■ **Challenge**
For each line below that includes the word "fame", make a copy.

■ **Supplied material**
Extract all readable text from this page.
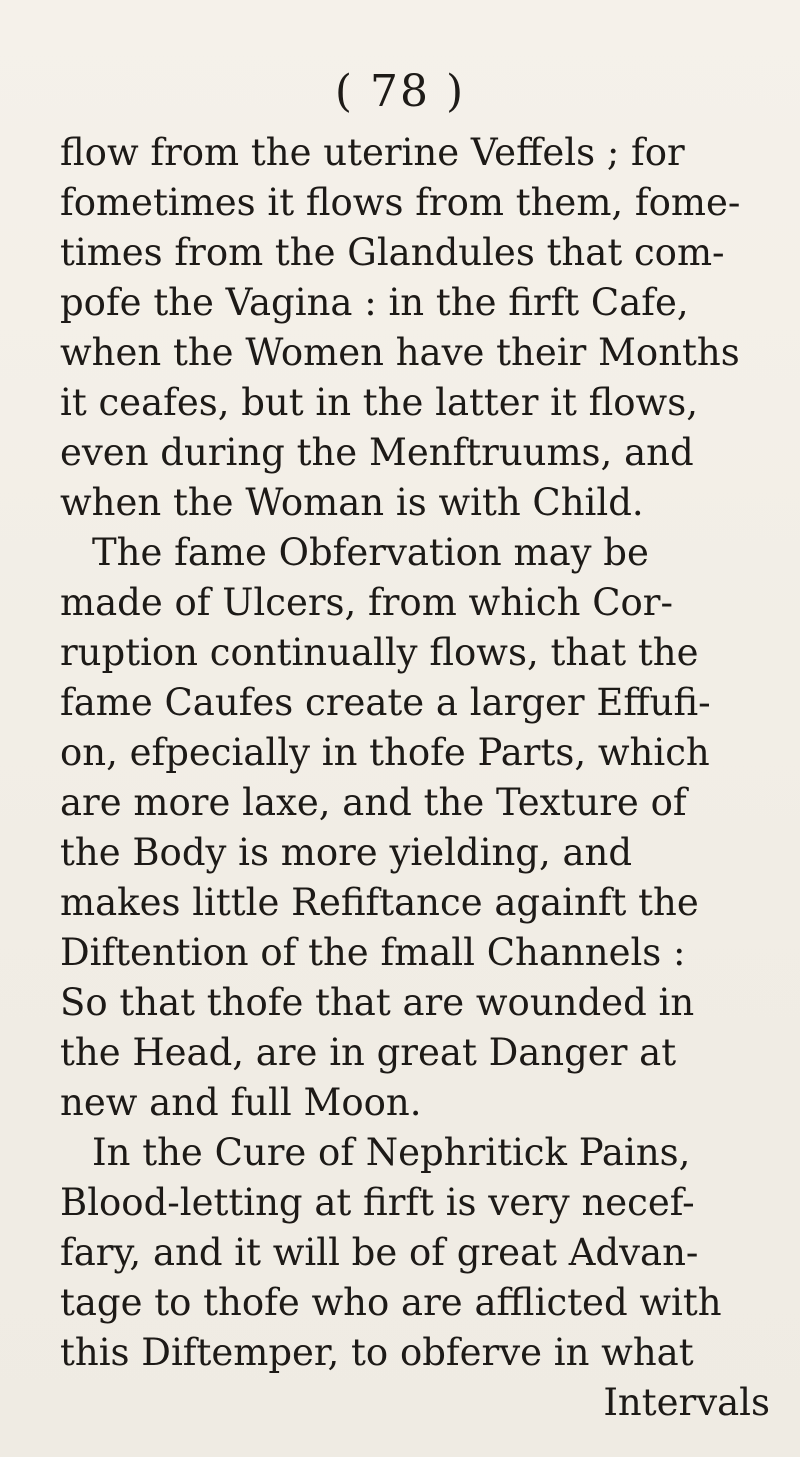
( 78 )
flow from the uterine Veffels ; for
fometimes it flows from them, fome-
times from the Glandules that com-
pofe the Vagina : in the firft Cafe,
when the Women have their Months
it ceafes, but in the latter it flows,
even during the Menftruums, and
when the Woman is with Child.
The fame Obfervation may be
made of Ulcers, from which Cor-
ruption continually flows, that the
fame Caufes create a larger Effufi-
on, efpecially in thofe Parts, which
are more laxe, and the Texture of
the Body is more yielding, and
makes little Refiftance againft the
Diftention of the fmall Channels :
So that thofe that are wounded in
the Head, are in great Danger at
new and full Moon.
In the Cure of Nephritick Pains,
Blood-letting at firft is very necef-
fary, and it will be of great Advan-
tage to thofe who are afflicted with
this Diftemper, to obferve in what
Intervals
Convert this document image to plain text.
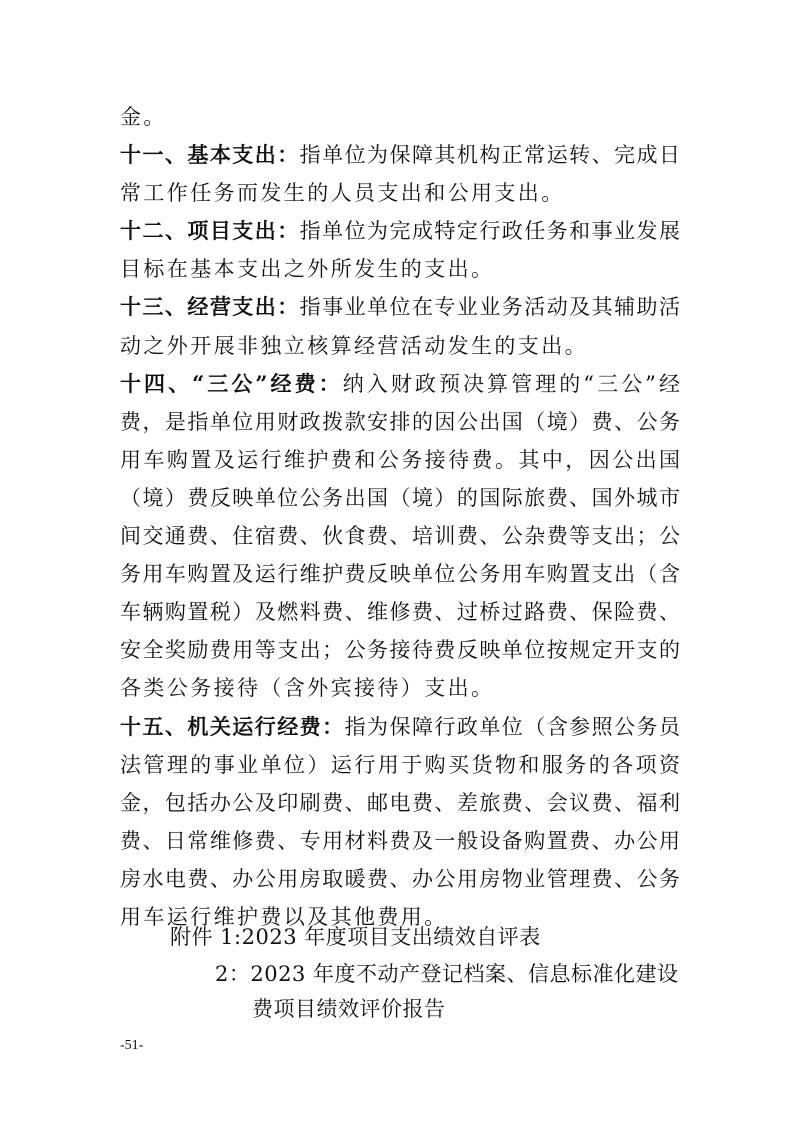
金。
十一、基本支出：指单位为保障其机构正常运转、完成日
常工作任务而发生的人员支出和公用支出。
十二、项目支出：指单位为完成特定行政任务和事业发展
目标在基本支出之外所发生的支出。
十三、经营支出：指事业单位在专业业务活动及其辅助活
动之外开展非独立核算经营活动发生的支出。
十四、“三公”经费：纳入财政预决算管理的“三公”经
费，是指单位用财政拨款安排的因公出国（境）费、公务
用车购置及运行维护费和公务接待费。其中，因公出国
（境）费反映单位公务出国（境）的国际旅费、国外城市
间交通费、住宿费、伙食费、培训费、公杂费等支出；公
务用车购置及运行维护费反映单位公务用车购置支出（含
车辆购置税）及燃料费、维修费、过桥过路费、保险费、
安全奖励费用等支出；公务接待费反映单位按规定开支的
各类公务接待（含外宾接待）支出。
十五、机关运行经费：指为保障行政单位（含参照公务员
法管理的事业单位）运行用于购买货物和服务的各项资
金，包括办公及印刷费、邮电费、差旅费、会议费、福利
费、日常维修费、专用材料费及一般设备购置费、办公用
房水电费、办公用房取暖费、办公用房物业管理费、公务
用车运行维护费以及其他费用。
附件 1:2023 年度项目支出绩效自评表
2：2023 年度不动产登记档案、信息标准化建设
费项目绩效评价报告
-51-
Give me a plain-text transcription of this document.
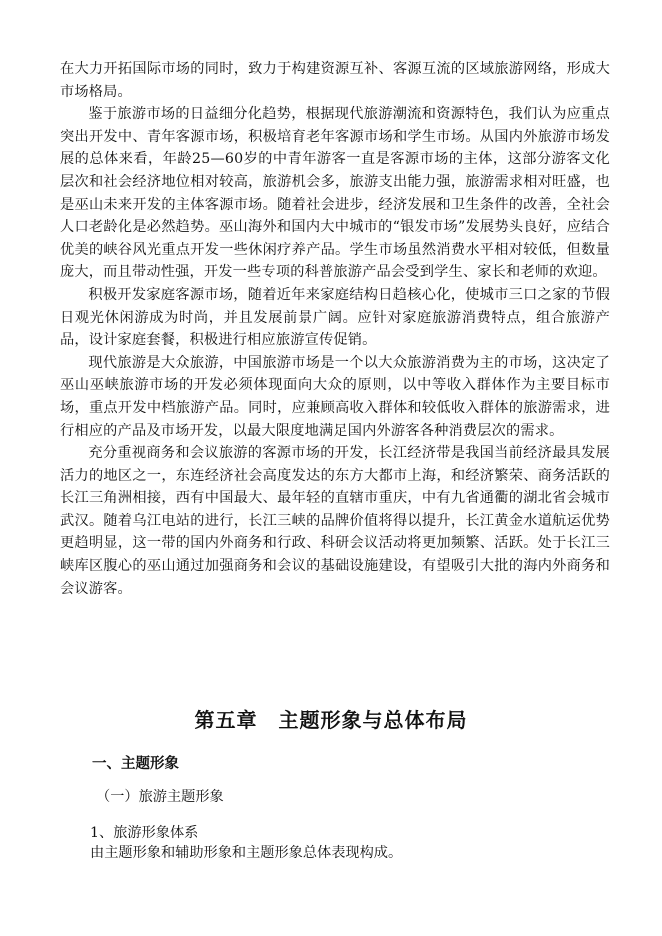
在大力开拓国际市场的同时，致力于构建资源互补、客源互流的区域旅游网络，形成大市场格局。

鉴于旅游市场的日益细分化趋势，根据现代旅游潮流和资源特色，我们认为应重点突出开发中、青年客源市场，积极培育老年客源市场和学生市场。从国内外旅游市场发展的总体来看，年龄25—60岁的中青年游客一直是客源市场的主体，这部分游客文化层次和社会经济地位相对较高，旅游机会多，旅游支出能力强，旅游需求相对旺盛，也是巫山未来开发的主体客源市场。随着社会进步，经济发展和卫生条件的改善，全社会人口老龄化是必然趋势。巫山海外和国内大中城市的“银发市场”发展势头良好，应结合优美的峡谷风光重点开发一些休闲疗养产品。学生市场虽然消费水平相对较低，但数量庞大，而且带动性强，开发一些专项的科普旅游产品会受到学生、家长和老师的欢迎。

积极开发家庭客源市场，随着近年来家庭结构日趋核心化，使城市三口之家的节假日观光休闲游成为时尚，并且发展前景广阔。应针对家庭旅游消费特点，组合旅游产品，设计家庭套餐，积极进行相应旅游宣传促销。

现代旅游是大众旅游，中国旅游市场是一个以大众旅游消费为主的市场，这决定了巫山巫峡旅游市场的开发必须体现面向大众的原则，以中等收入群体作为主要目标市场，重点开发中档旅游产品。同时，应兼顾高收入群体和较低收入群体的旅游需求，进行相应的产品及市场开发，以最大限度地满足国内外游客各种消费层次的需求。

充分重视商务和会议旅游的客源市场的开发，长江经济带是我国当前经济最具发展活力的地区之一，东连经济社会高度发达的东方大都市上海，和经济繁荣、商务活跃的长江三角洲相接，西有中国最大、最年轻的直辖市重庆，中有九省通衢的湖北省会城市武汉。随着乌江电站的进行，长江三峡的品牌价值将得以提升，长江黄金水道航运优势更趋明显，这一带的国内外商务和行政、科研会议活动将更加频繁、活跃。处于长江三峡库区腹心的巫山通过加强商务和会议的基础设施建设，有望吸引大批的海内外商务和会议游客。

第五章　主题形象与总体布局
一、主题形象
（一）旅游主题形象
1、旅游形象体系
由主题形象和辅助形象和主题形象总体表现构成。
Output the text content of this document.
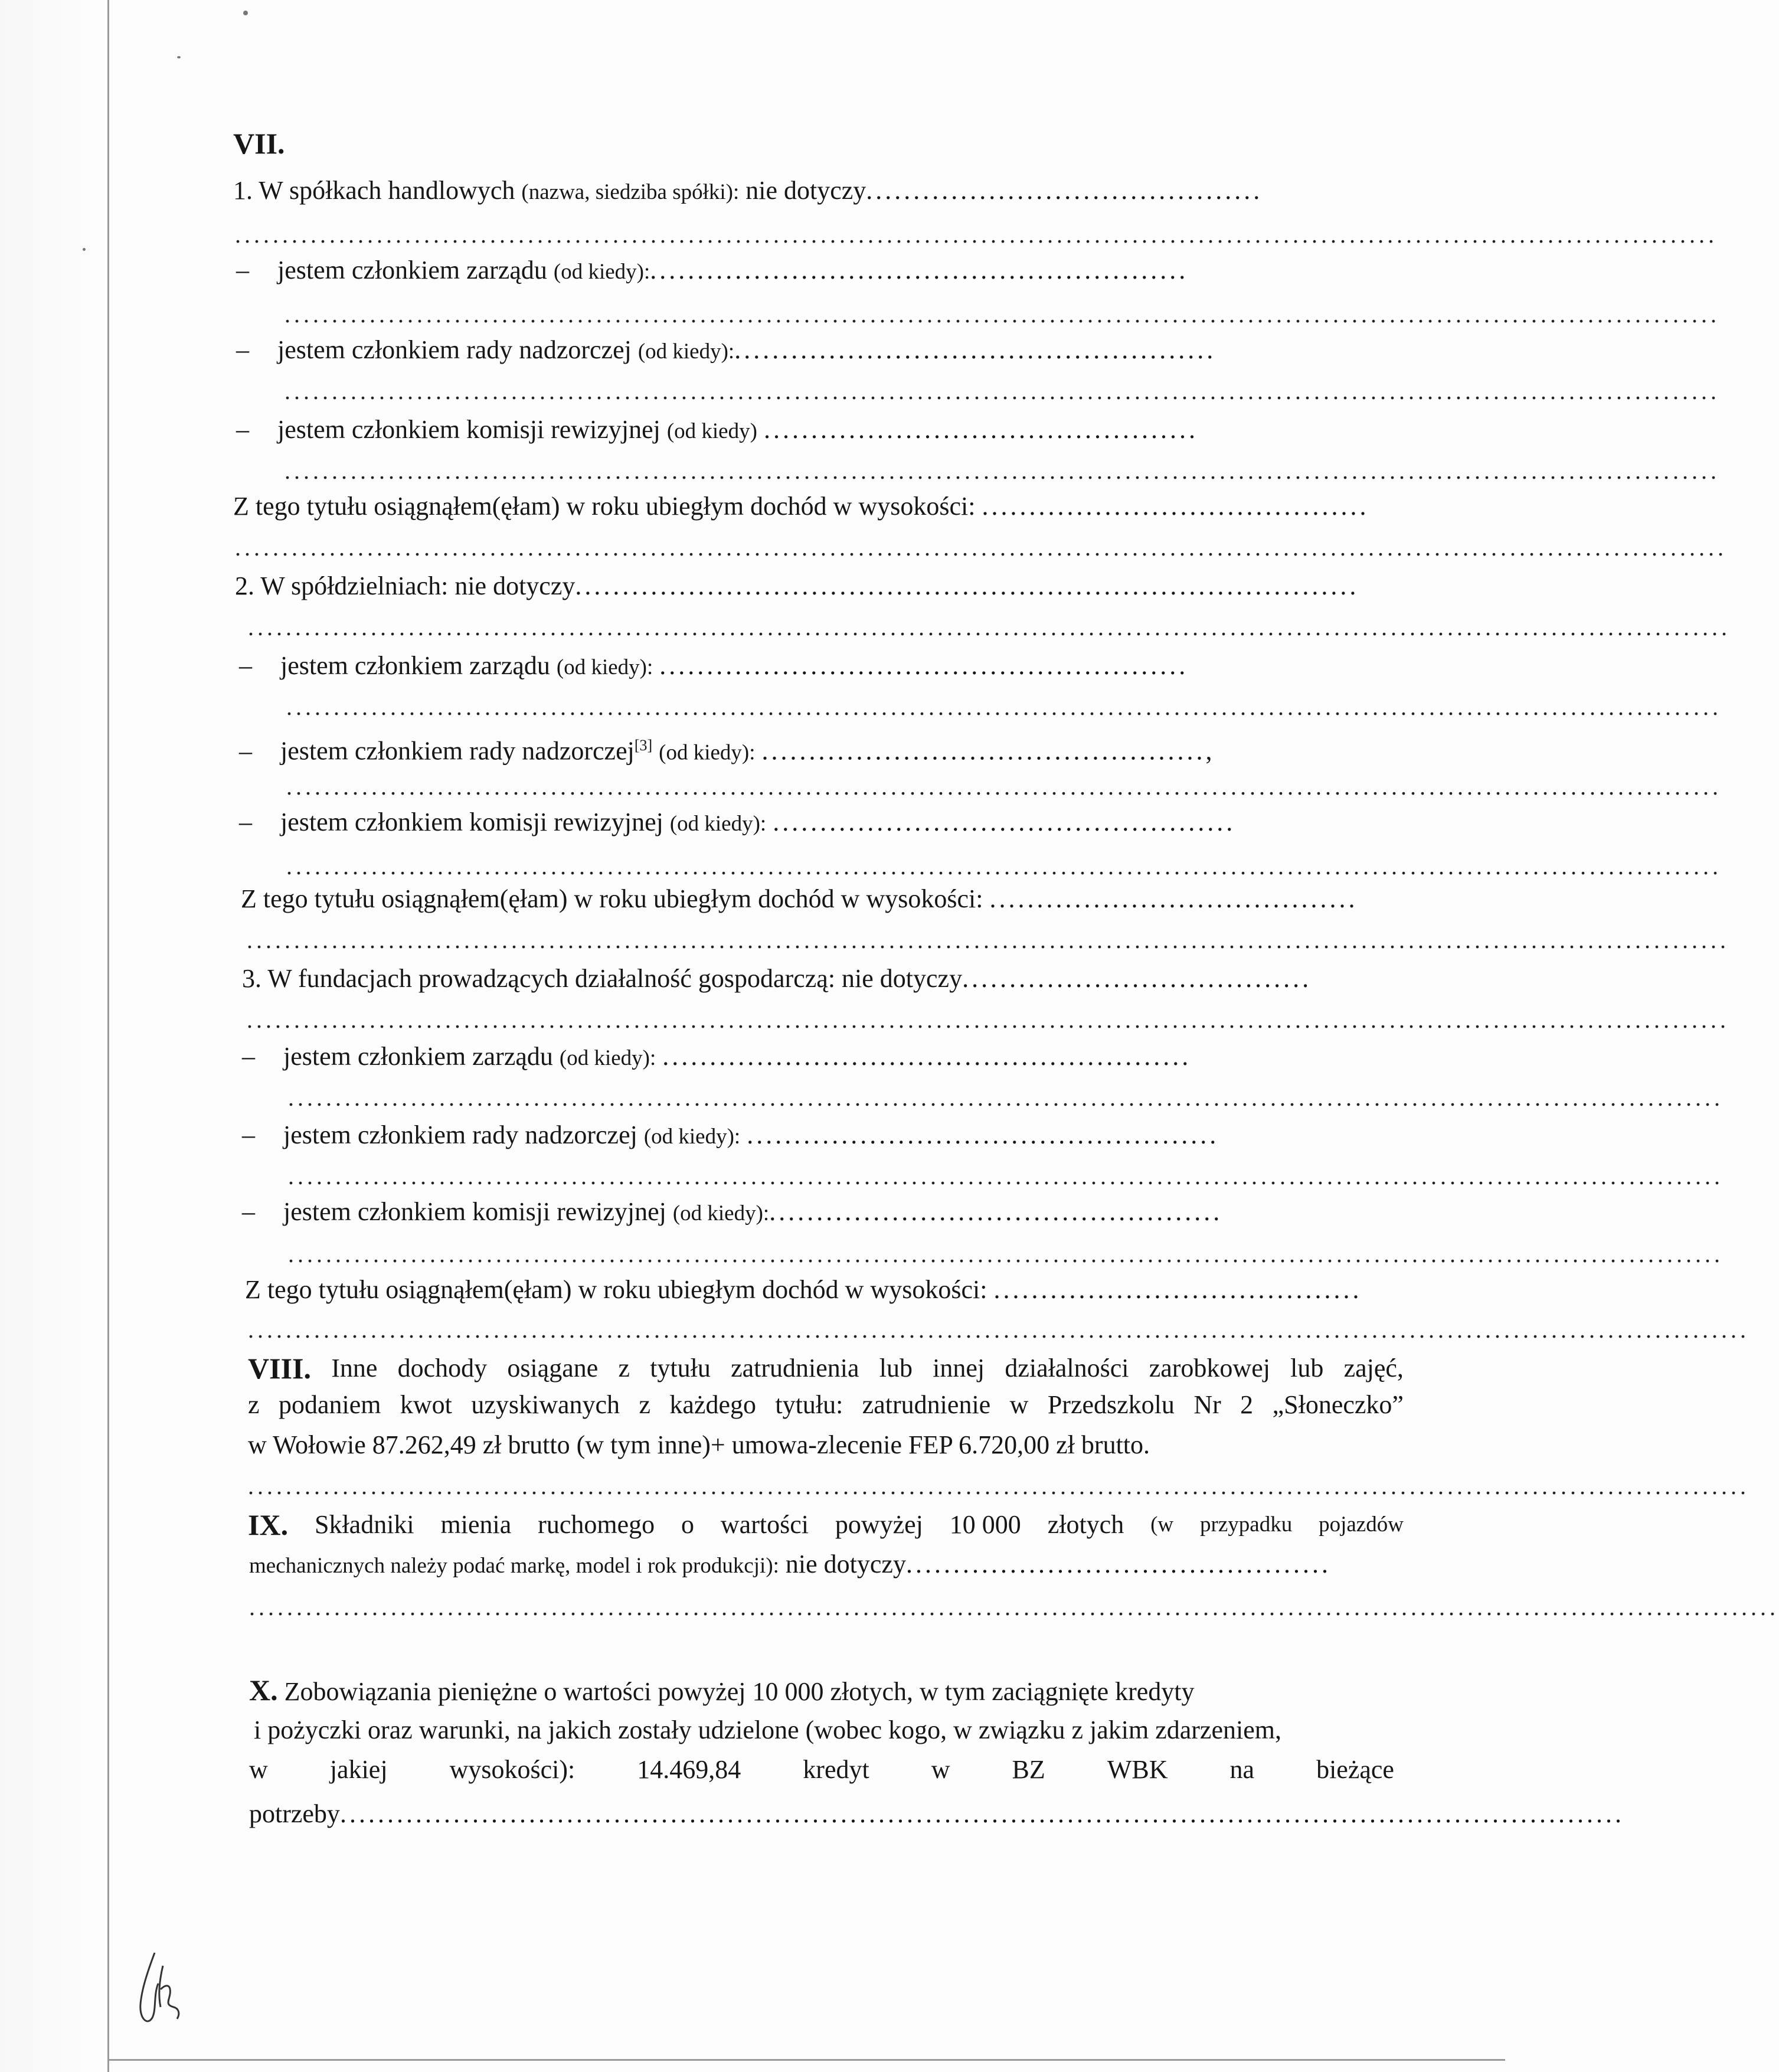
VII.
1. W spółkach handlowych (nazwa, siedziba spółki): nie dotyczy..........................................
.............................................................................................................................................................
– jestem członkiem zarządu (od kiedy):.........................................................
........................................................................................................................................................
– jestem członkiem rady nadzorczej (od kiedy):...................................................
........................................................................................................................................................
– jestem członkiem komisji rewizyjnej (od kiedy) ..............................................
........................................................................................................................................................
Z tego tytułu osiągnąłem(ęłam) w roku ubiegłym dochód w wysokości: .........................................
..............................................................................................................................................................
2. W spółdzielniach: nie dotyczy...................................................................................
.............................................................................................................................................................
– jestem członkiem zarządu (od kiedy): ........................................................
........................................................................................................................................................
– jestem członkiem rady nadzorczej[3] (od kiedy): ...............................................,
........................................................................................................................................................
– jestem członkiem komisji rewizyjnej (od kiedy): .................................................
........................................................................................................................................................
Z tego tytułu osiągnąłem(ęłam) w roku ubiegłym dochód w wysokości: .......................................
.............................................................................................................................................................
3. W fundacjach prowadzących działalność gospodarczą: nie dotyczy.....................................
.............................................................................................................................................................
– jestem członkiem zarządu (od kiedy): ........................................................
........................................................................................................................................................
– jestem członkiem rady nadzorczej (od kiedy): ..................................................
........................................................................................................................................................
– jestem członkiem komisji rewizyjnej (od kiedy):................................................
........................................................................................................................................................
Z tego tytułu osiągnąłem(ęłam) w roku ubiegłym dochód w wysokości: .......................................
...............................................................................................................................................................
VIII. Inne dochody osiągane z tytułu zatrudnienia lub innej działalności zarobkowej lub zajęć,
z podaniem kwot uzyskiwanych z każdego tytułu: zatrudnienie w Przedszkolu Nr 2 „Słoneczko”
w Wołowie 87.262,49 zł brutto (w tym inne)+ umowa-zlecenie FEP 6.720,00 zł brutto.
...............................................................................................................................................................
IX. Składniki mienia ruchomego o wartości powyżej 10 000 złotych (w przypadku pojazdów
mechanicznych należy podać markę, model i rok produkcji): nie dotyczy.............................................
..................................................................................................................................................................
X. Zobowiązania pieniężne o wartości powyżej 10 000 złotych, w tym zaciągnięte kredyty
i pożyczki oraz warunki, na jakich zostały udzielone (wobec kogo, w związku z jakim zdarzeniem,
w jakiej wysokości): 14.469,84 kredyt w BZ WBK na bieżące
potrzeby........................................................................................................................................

■ **Full solution**
The fame Obfervation may be
fame Caufes create a larger Effufi-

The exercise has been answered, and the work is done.